Records provided:
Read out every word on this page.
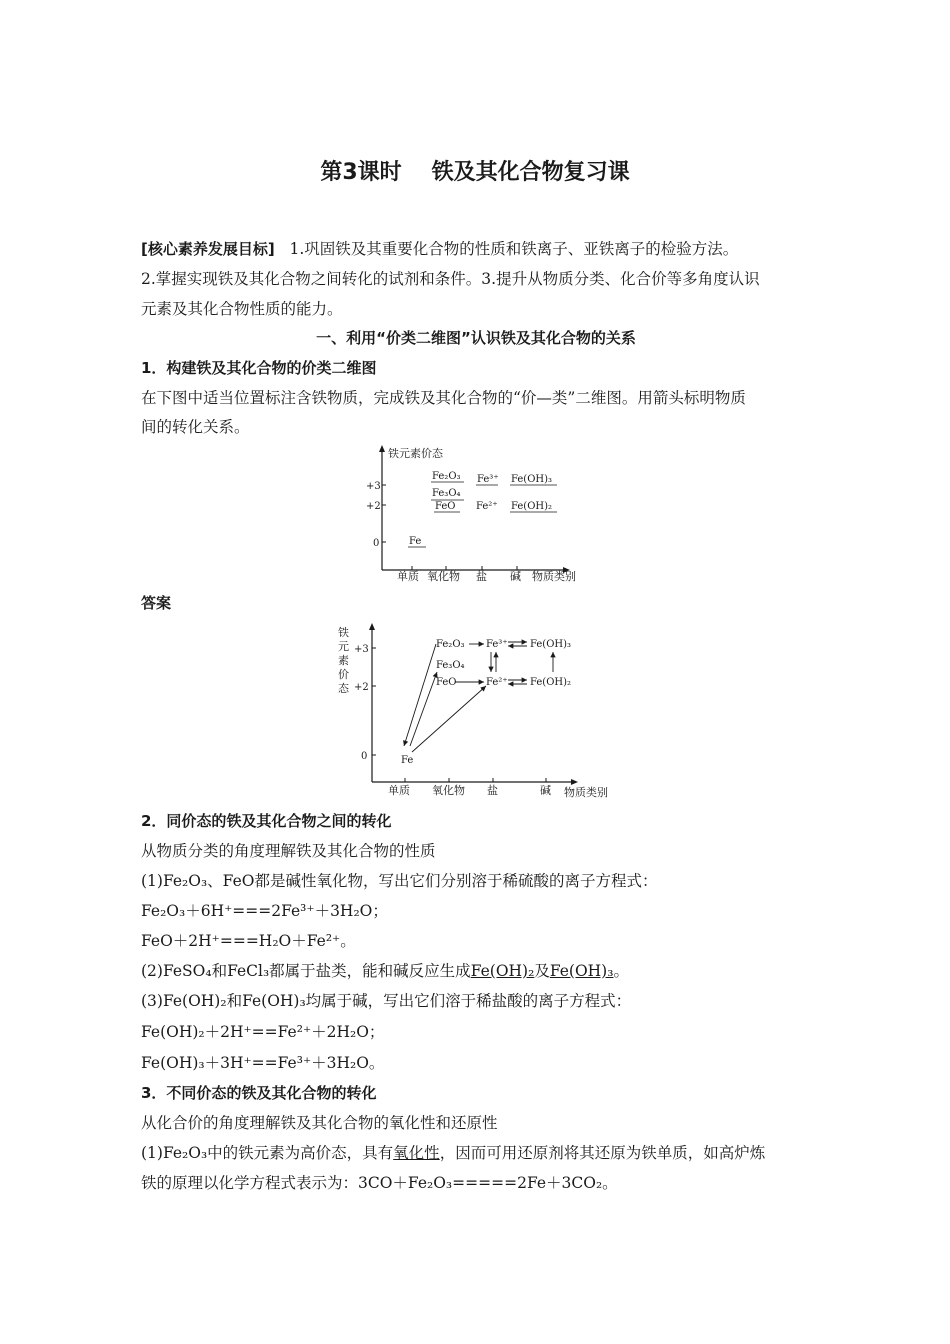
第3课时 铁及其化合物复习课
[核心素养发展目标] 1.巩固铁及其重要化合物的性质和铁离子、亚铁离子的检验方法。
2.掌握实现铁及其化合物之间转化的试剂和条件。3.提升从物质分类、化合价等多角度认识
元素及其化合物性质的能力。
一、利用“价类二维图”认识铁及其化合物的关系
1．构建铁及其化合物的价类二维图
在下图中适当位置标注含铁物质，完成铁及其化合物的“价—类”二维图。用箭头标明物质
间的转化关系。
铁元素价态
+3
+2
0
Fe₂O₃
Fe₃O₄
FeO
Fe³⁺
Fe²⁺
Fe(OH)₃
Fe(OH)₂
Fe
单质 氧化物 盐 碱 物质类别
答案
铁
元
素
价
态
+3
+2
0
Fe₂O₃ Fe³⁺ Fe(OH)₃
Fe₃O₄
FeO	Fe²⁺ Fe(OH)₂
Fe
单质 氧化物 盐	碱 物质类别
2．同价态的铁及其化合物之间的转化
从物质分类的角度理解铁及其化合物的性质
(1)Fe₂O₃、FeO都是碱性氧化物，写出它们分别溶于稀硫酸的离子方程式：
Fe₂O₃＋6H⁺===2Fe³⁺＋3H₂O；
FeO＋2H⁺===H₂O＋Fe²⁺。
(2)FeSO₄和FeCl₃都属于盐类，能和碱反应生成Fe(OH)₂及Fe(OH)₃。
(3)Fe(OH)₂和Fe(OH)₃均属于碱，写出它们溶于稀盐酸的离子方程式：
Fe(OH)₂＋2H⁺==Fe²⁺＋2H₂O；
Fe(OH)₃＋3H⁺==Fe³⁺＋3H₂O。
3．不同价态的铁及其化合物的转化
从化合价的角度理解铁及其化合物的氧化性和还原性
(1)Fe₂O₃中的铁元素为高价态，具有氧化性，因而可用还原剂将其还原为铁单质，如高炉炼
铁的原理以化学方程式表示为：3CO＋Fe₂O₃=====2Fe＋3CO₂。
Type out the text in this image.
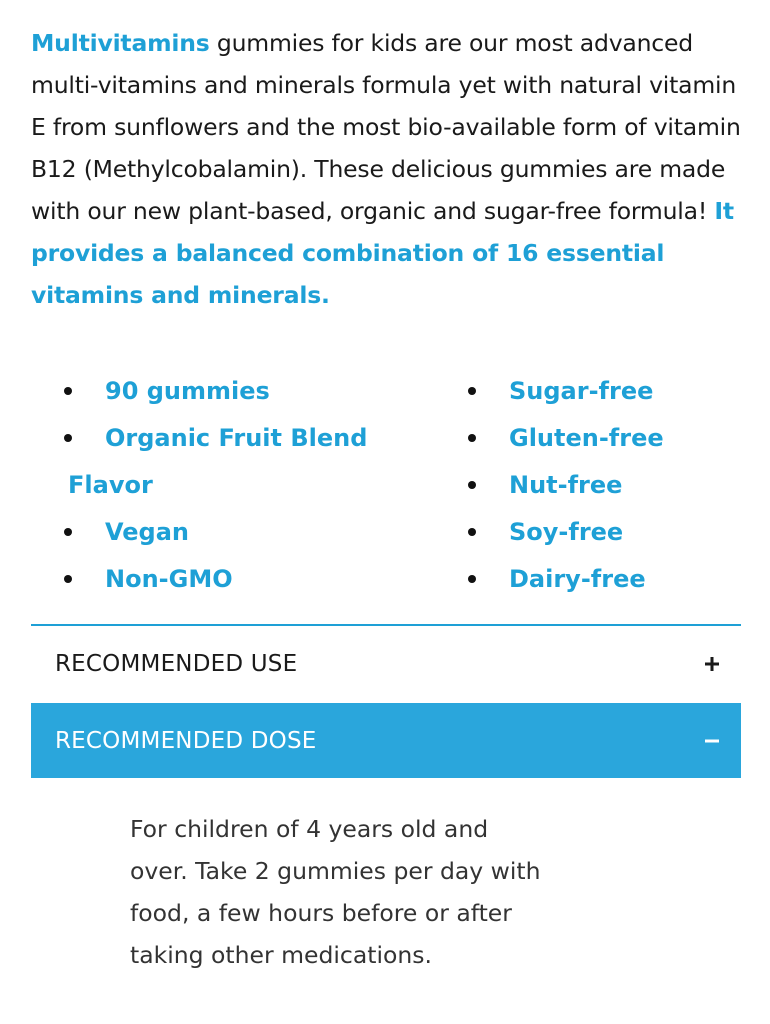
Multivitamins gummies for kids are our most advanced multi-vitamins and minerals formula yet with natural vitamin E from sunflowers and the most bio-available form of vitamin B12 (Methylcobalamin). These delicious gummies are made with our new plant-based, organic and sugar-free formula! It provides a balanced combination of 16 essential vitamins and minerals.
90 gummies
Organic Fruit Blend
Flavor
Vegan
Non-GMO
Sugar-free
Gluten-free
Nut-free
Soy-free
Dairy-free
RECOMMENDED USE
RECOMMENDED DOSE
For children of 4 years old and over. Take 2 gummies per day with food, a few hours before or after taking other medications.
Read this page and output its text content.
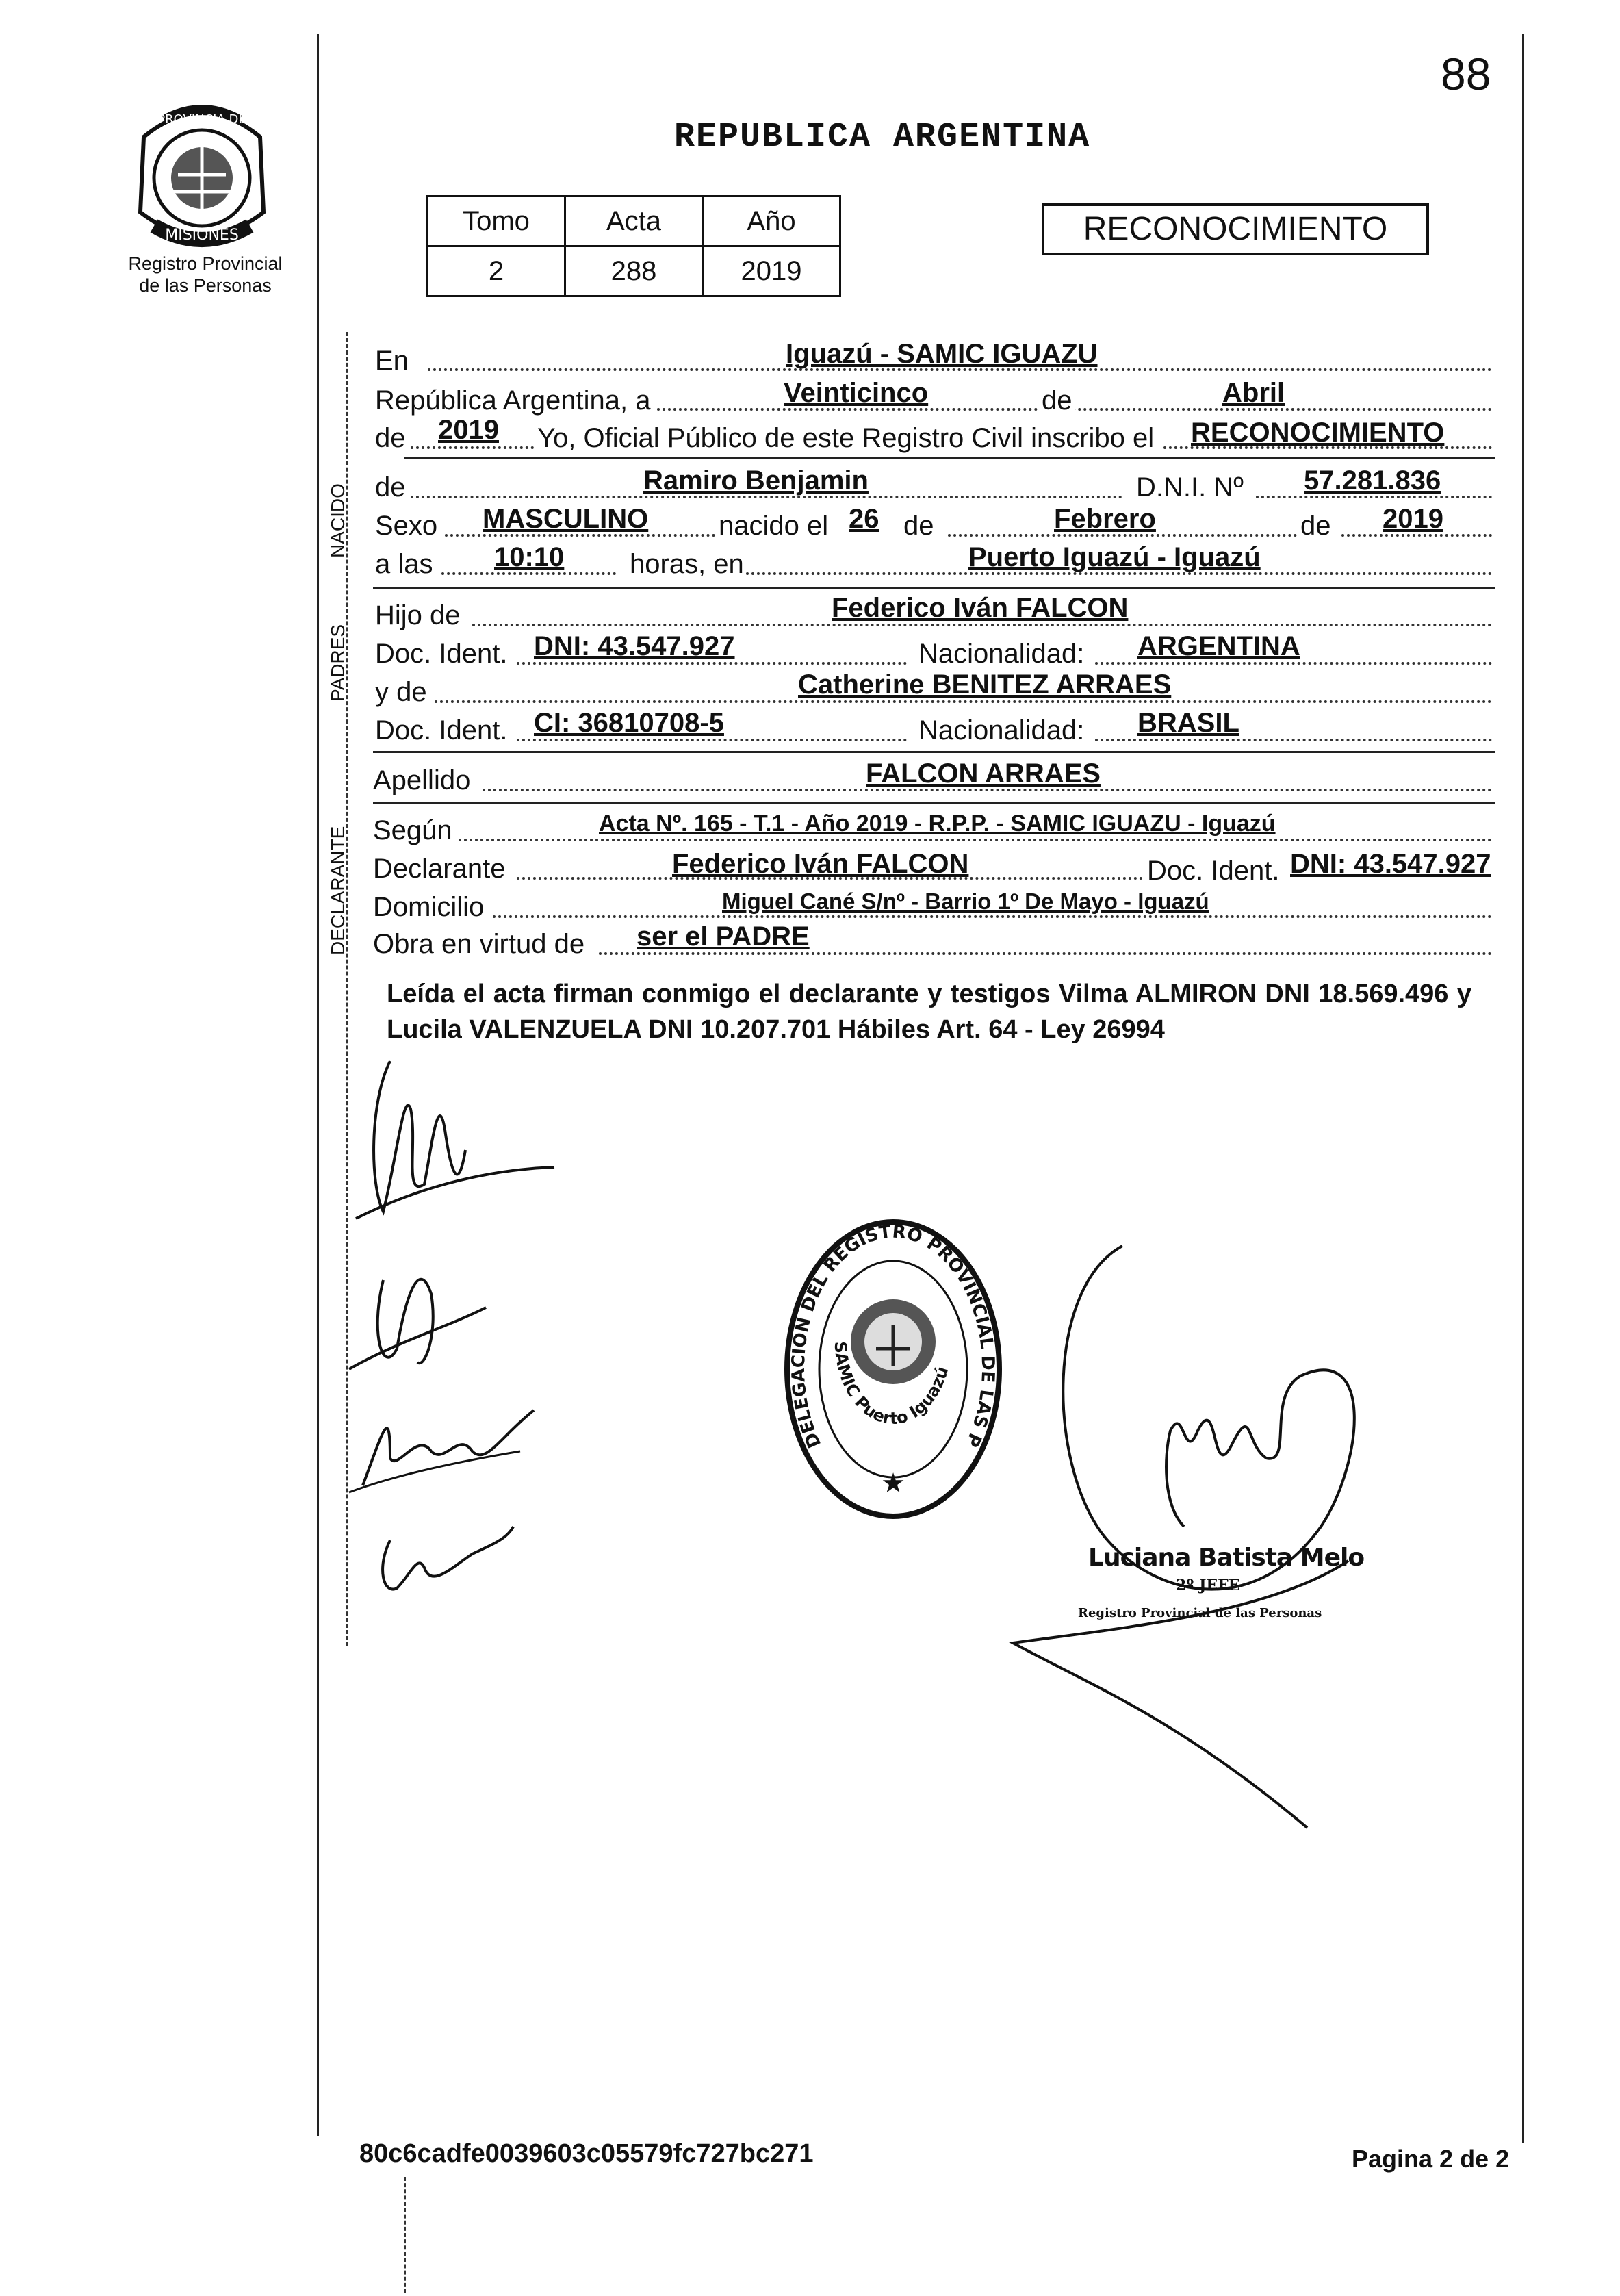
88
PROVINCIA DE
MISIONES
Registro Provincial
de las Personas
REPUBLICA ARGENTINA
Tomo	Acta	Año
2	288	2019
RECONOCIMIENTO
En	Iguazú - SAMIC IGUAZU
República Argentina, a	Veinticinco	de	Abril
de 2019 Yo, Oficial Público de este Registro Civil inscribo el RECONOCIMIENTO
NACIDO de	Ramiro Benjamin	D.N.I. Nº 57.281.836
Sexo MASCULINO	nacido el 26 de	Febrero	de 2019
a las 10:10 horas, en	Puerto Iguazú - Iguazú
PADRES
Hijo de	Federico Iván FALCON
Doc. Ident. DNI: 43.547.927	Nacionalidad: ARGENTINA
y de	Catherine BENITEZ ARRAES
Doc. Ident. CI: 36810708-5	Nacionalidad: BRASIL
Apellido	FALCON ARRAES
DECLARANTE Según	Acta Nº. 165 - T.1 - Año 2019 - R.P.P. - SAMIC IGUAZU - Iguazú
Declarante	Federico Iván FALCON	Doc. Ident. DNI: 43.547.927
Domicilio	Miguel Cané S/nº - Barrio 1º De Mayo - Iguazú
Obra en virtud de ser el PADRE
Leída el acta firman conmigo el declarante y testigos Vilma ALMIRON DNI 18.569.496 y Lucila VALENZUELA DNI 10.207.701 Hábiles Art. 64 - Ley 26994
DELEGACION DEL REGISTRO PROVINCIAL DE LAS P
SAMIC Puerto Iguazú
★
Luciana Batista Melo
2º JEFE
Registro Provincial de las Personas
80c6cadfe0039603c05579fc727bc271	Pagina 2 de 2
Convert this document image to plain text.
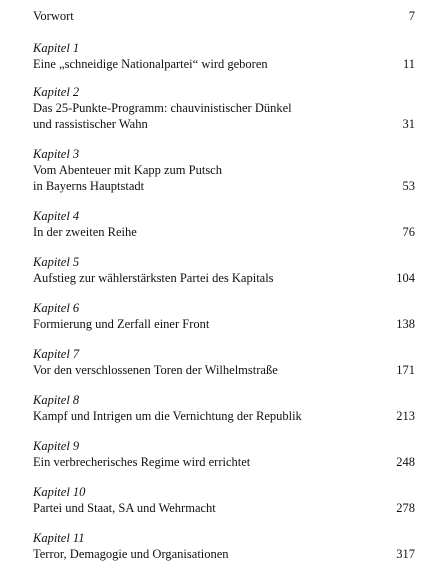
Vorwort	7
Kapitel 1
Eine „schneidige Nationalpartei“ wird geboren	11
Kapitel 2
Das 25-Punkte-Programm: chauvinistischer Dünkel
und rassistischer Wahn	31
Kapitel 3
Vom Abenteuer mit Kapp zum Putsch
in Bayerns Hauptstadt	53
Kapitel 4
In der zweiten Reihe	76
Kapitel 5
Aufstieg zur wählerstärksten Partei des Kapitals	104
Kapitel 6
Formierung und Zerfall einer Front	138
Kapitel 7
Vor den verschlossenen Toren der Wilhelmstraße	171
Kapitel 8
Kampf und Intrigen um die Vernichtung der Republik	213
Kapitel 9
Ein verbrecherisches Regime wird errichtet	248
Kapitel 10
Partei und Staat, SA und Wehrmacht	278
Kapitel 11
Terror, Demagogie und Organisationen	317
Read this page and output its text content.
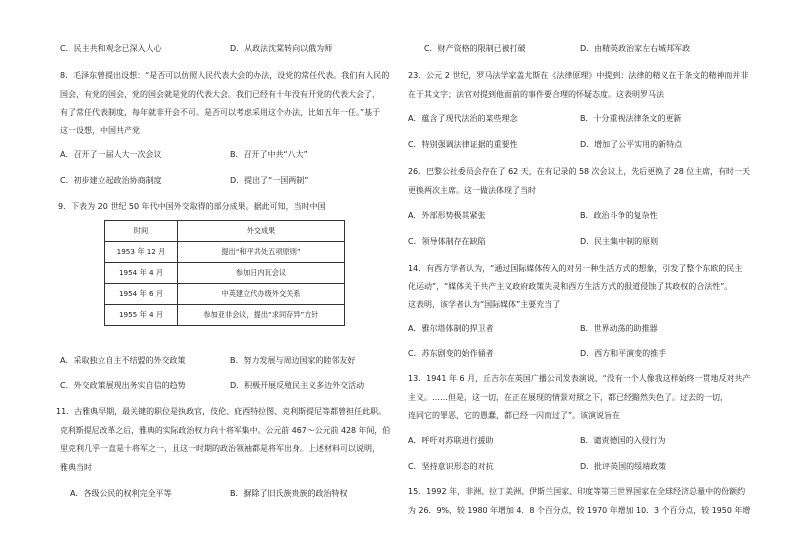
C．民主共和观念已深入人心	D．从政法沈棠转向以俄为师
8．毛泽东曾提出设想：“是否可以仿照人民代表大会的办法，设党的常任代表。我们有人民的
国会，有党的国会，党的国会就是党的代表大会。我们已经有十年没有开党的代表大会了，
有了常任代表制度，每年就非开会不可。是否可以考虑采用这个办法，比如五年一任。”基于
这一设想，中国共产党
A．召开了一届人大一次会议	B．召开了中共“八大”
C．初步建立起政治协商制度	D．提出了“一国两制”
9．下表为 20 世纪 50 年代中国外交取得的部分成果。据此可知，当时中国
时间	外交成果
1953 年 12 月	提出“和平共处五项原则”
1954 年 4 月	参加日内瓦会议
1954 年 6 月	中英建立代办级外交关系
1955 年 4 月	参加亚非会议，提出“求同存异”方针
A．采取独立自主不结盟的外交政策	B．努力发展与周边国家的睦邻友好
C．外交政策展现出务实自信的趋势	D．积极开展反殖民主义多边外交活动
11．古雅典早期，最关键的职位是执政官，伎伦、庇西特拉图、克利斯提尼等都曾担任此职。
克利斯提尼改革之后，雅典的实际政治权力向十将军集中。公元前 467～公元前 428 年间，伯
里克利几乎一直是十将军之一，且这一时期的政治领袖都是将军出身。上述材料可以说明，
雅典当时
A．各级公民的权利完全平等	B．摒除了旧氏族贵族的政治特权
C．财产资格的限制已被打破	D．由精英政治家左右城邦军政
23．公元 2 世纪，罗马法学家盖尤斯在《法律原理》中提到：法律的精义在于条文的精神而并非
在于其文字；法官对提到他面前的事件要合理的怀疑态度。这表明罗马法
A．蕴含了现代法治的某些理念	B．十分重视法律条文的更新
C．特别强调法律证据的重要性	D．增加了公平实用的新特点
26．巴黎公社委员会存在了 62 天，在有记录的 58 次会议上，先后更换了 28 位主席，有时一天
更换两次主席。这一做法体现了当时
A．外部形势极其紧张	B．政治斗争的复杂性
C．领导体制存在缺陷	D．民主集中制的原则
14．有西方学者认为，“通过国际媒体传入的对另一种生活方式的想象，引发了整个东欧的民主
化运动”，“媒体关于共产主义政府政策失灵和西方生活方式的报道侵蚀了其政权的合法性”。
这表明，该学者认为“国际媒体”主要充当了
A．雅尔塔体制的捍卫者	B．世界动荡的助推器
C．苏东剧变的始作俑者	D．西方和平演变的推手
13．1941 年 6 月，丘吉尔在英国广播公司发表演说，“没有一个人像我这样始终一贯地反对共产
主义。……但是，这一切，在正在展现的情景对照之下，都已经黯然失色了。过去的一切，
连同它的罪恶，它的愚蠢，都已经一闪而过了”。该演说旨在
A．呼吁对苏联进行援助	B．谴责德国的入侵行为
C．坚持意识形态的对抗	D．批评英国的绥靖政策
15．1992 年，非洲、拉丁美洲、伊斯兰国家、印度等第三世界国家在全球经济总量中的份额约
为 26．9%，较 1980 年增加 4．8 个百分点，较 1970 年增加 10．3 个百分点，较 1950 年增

Problem description:
Return from the data every line that holds "image".

Task output:
Type out the text in this image.
Convert this document image to plain text.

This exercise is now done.